— begin —

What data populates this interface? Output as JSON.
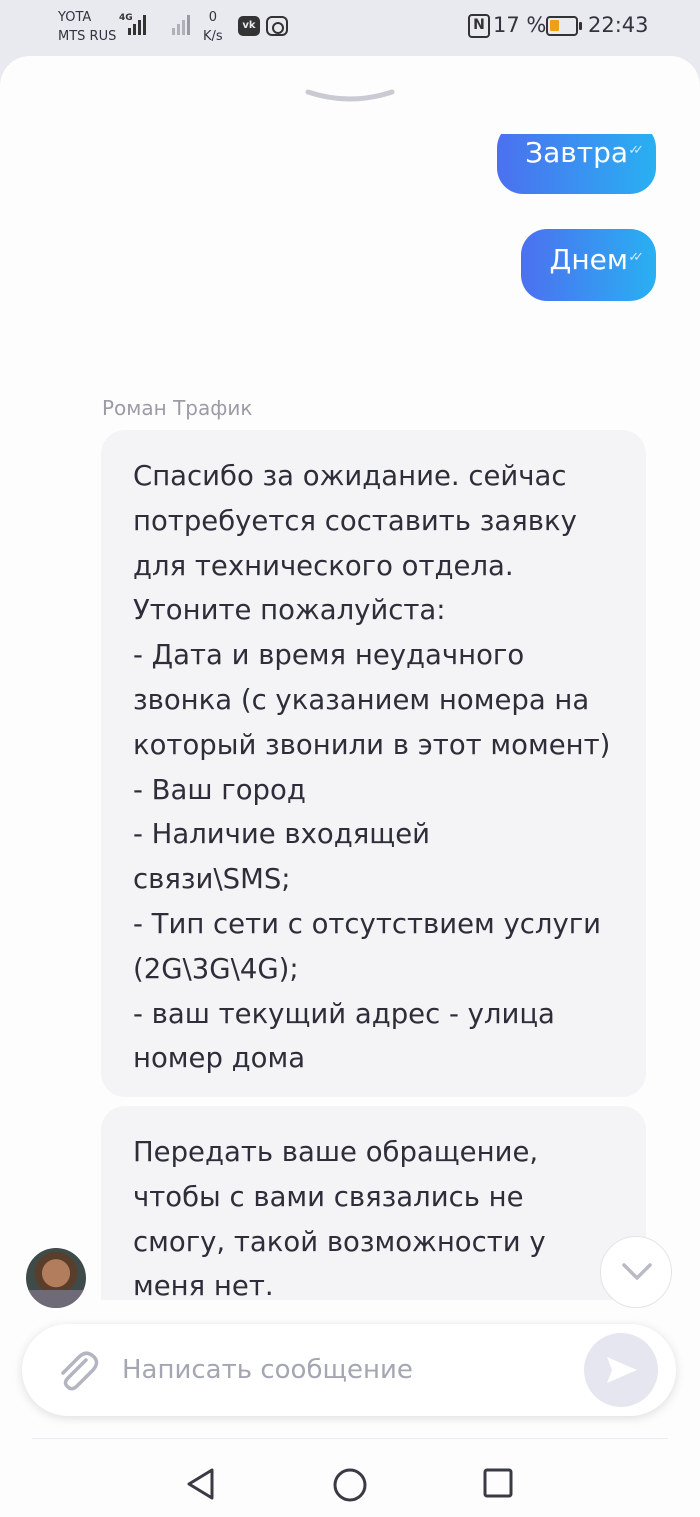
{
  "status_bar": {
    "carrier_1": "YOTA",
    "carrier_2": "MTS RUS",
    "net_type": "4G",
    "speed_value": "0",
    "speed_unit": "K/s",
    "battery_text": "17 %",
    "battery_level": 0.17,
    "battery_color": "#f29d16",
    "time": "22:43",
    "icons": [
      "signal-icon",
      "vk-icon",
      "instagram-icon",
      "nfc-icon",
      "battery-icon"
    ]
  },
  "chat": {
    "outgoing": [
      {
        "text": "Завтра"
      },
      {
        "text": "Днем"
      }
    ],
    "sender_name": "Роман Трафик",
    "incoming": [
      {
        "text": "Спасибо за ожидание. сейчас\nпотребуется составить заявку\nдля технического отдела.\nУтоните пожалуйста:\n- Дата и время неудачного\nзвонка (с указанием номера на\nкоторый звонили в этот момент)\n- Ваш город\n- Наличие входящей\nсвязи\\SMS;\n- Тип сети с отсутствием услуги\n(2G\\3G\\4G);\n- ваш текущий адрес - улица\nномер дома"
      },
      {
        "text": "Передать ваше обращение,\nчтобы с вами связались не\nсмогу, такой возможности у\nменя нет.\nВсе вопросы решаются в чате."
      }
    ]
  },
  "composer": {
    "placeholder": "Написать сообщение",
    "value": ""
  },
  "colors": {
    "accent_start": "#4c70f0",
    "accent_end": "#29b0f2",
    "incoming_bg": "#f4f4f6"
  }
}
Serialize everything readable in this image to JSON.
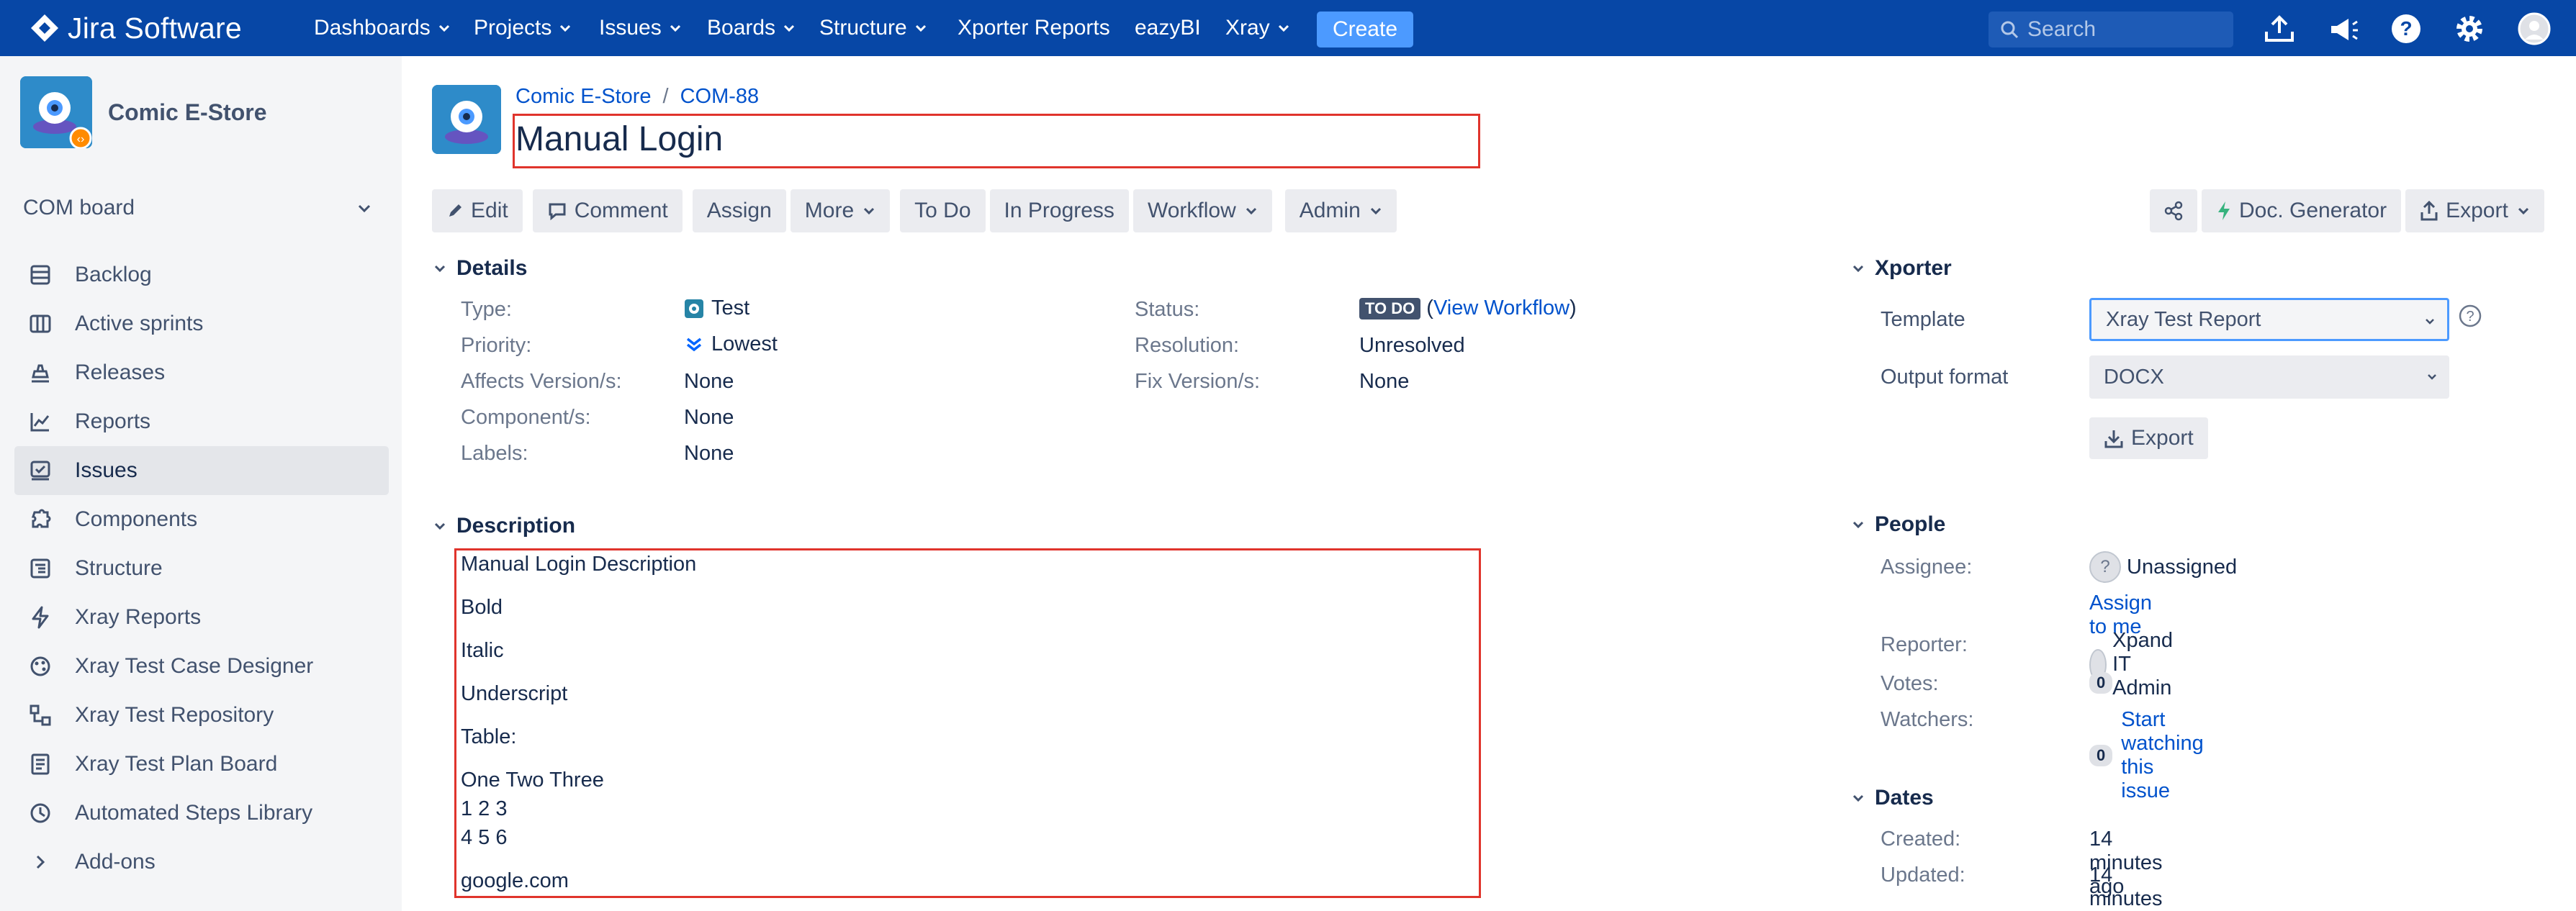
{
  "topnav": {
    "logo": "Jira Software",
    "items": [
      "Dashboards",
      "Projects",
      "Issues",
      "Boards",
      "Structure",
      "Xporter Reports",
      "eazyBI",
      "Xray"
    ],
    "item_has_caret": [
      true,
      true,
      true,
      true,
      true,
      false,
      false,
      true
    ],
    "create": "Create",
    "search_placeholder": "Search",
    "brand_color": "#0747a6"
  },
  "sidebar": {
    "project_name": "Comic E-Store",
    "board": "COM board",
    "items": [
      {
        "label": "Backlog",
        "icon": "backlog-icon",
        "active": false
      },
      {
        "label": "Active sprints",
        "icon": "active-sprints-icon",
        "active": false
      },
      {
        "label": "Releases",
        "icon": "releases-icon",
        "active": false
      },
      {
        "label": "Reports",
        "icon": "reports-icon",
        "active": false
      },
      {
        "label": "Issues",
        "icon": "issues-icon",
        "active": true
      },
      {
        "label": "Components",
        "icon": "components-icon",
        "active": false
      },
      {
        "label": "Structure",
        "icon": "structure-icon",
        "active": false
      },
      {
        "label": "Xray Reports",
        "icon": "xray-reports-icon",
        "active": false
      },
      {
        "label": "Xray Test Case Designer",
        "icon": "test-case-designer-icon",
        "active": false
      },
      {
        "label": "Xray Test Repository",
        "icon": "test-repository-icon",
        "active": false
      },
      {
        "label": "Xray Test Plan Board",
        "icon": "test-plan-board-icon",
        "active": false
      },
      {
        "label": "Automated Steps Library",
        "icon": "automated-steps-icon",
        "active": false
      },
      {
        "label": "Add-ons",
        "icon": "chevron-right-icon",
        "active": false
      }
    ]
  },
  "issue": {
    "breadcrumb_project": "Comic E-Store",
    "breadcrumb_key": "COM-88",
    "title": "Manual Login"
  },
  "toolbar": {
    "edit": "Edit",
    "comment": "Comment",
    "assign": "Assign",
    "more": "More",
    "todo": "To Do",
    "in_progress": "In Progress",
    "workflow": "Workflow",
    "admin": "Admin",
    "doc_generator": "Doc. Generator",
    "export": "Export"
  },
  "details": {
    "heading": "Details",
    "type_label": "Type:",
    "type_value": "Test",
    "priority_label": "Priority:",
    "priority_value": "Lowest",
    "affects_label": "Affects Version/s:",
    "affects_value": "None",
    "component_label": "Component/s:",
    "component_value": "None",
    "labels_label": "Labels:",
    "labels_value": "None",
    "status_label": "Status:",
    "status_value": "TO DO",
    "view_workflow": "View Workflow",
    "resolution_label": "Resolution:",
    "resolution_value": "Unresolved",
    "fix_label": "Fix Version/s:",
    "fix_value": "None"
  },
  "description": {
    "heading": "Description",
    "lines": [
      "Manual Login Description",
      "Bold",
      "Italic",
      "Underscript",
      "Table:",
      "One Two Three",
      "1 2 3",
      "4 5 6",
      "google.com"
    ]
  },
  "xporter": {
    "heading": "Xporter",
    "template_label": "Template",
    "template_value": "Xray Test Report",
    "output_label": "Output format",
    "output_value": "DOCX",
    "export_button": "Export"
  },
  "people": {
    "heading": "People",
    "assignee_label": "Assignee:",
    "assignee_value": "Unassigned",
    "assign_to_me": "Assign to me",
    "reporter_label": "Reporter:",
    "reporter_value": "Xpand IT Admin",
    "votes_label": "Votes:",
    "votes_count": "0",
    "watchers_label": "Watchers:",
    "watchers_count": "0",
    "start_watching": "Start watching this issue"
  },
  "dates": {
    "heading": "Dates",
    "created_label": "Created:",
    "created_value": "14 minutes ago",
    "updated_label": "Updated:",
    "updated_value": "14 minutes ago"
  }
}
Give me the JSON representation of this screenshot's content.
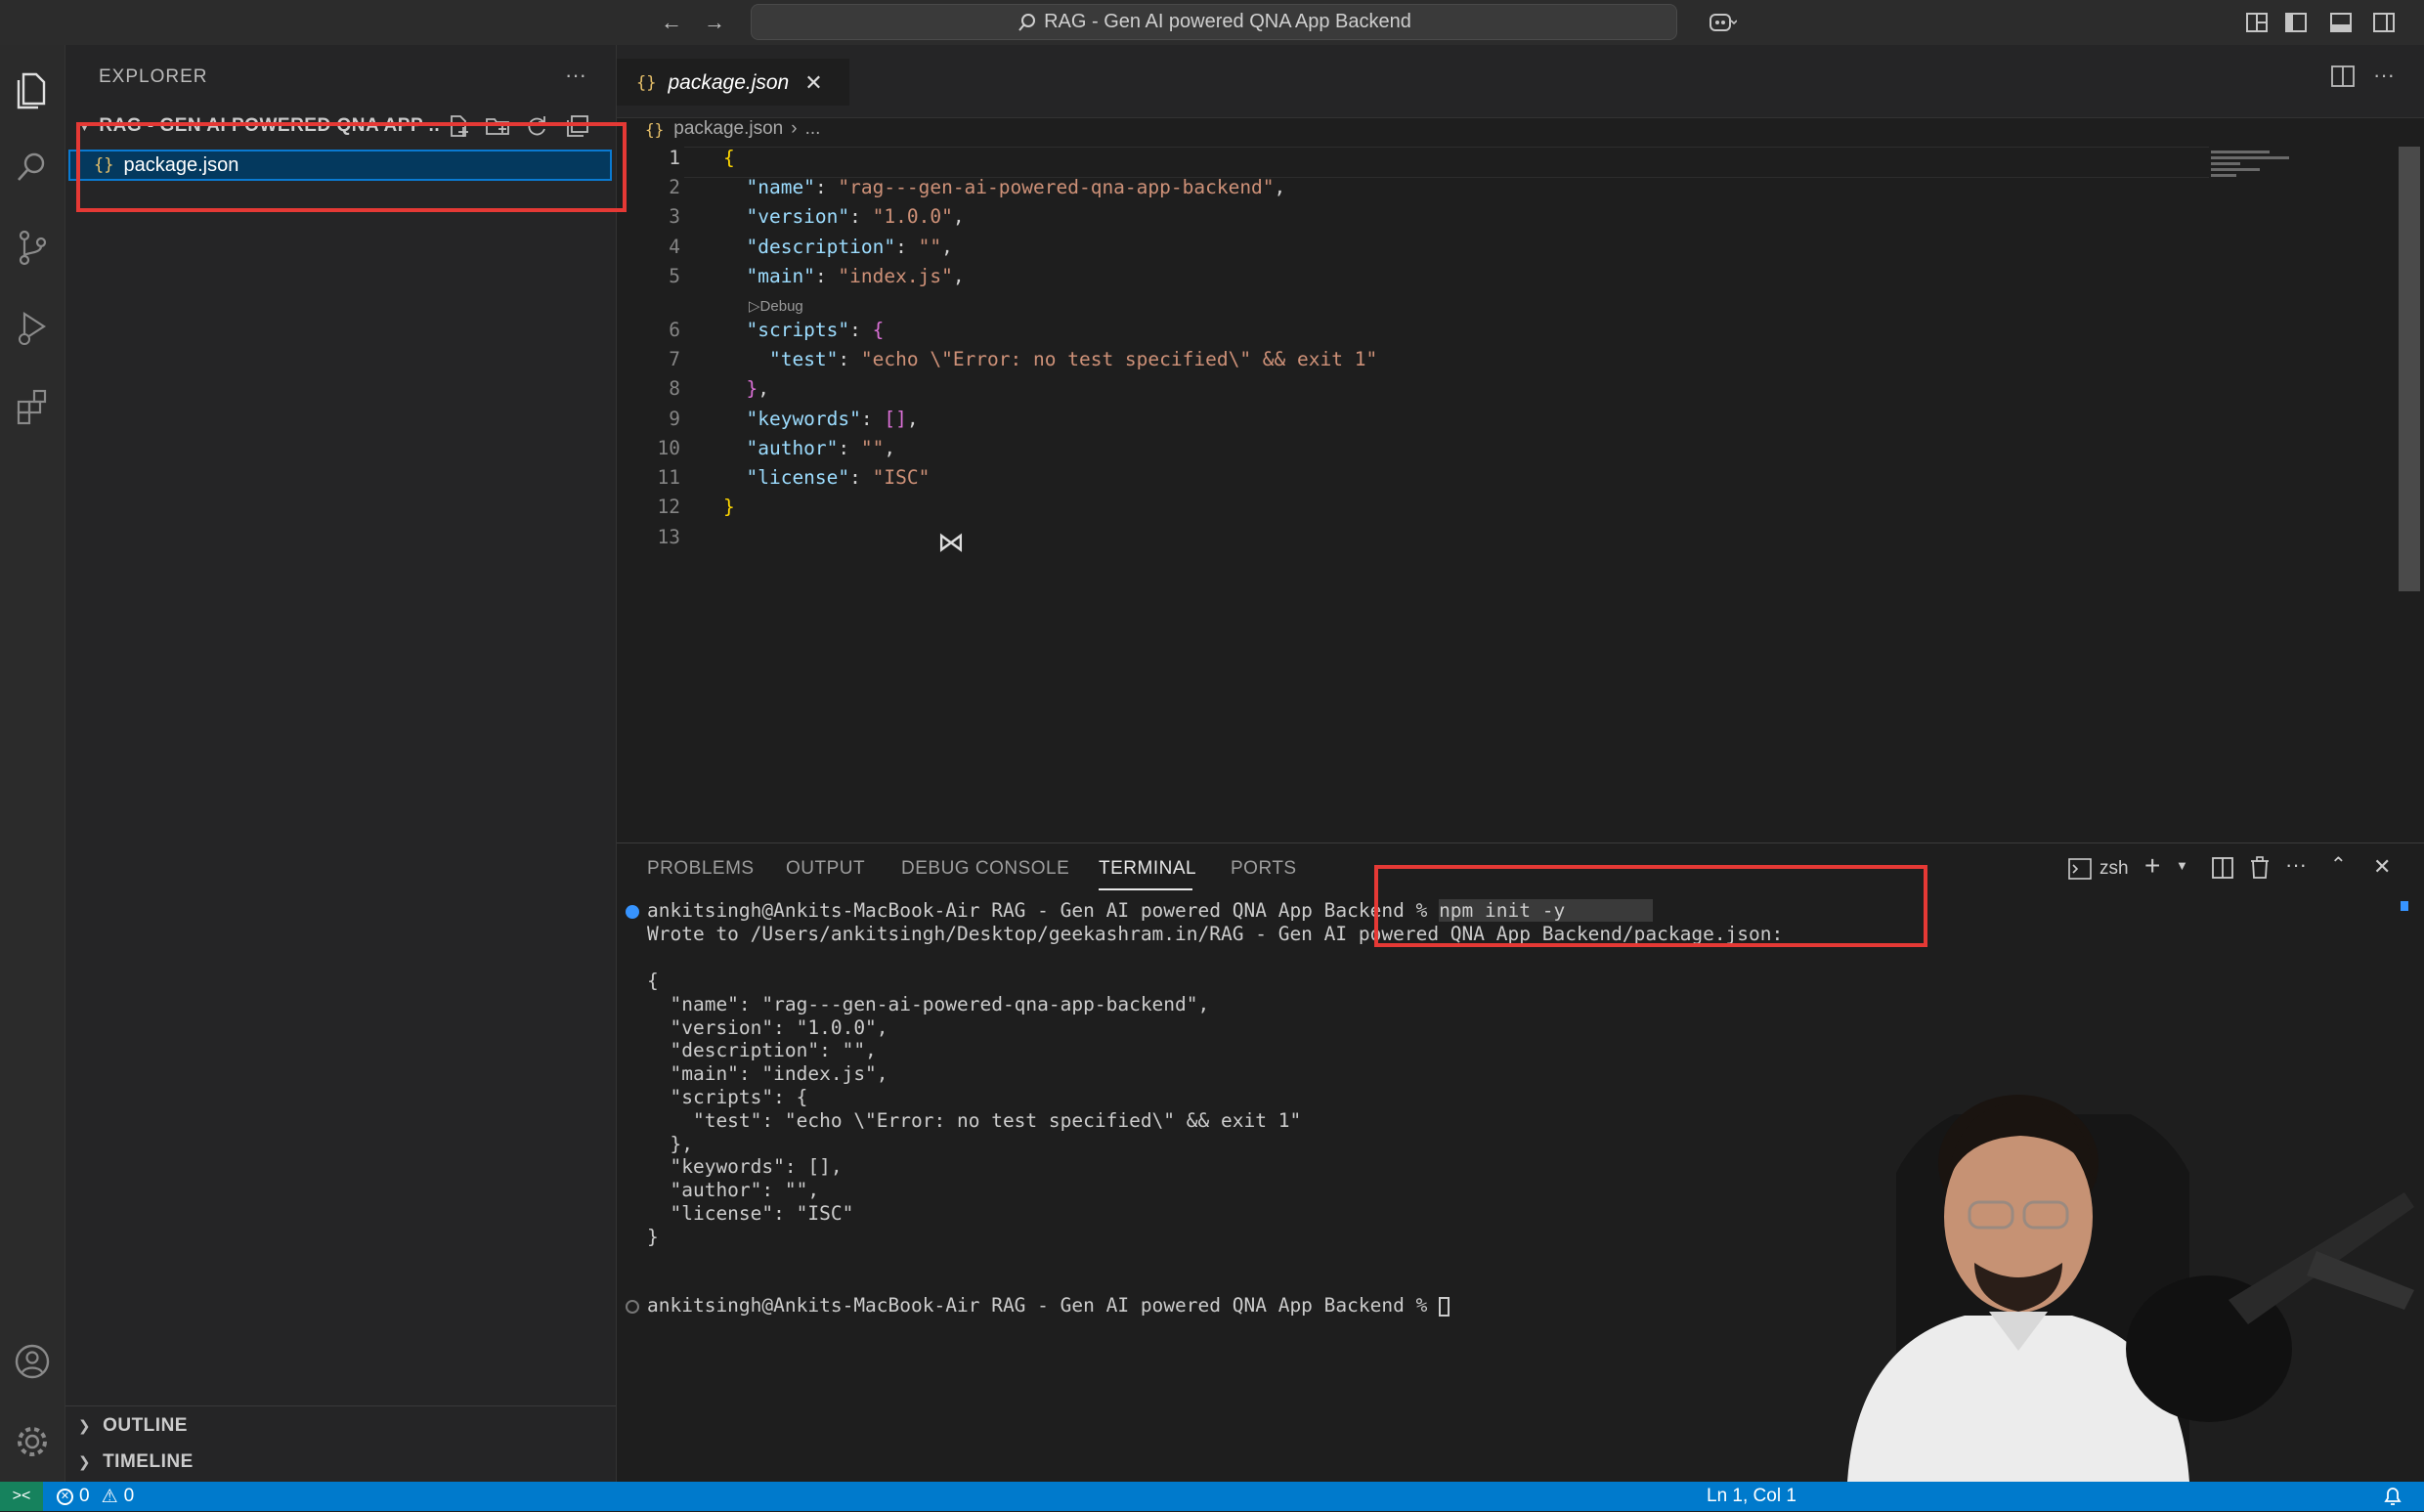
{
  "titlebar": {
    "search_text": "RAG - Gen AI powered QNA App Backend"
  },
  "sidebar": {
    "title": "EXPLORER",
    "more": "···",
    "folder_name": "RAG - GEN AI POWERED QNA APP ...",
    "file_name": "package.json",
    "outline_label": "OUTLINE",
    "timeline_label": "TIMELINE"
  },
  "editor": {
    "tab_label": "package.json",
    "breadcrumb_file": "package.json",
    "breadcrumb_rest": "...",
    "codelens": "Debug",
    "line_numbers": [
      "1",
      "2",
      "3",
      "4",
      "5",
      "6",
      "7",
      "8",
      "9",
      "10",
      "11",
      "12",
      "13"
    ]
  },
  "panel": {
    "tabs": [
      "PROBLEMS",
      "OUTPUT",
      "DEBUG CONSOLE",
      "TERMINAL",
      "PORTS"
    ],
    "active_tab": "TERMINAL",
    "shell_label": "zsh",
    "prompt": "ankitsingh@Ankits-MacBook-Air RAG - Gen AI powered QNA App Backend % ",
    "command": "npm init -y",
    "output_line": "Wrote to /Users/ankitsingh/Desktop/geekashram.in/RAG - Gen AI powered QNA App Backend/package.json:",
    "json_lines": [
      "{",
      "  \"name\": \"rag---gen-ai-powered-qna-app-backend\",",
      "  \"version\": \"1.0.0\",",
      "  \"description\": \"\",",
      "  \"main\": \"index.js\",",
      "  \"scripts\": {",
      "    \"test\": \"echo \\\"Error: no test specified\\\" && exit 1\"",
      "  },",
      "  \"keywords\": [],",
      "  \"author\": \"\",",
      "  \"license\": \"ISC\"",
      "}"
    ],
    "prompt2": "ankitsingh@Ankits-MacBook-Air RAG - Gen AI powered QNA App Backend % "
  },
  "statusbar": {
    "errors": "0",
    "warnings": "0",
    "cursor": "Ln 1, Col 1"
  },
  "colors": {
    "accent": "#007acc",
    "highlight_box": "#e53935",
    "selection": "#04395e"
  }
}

— end —

* THE EXERCISE *
Give again the lines from the line that contains "Give me the" through the last line of the material above, exactly and with both ends included. Omit the pictures.

* OUTPUT BELOW *
Give me the JSON representation of this screenshot's content.
{
  "titlebar": {
    "search_text": "RAG - Gen AI powered QNA App Backend"
  },
  "sidebar": {
    "title": "EXPLORER",
    "more": "···",
    "folder_name": "RAG - GEN AI POWERED QNA APP ...",
    "file_name": "package.json",
    "outline_label": "OUTLINE",
    "timeline_label": "TIMELINE"
  },
  "editor": {
    "tab_label": "package.json",
    "breadcrumb_file": "package.json",
    "breadcrumb_rest": "...",
    "codelens": "Debug",
    "line_numbers": [
      "1",
      "2",
      "3",
      "4",
      "5",
      "6",
      "7",
      "8",
      "9",
      "10",
      "11",
      "12",
      "13"
    ]
  },
  "panel": {
    "tabs": [
      "PROBLEMS",
      "OUTPUT",
      "DEBUG CONSOLE",
      "TERMINAL",
      "PORTS"
    ],
    "active_tab": "TERMINAL",
    "shell_label": "zsh",
    "prompt": "ankitsingh@Ankits-MacBook-Air RAG - Gen AI powered QNA App Backend % ",
    "command": "npm init -y",
    "output_line": "Wrote to /Users/ankitsingh/Desktop/geekashram.in/RAG - Gen AI powered QNA App Backend/package.json:",
    "json_lines": [
      "{",
      "  \"name\": \"rag---gen-ai-powered-qna-app-backend\",",
      "  \"version\": \"1.0.0\",",
      "  \"description\": \"\",",
      "  \"main\": \"index.js\",",
      "  \"scripts\": {",
      "    \"test\": \"echo \\\"Error: no test specified\\\" && exit 1\"",
      "  },",
      "  \"keywords\": [],",
      "  \"author\": \"\",",
      "  \"license\": \"ISC\"",
      "}"
    ],
    "prompt2": "ankitsingh@Ankits-MacBook-Air RAG - Gen AI powered QNA App Backend % "
  },
  "statusbar": {
    "errors": "0",
    "warnings": "0",
    "cursor": "Ln 1, Col 1"
  },
  "colors": {
    "accent": "#007acc",
    "highlight_box": "#e53935",
    "selection": "#04395e"
  }
}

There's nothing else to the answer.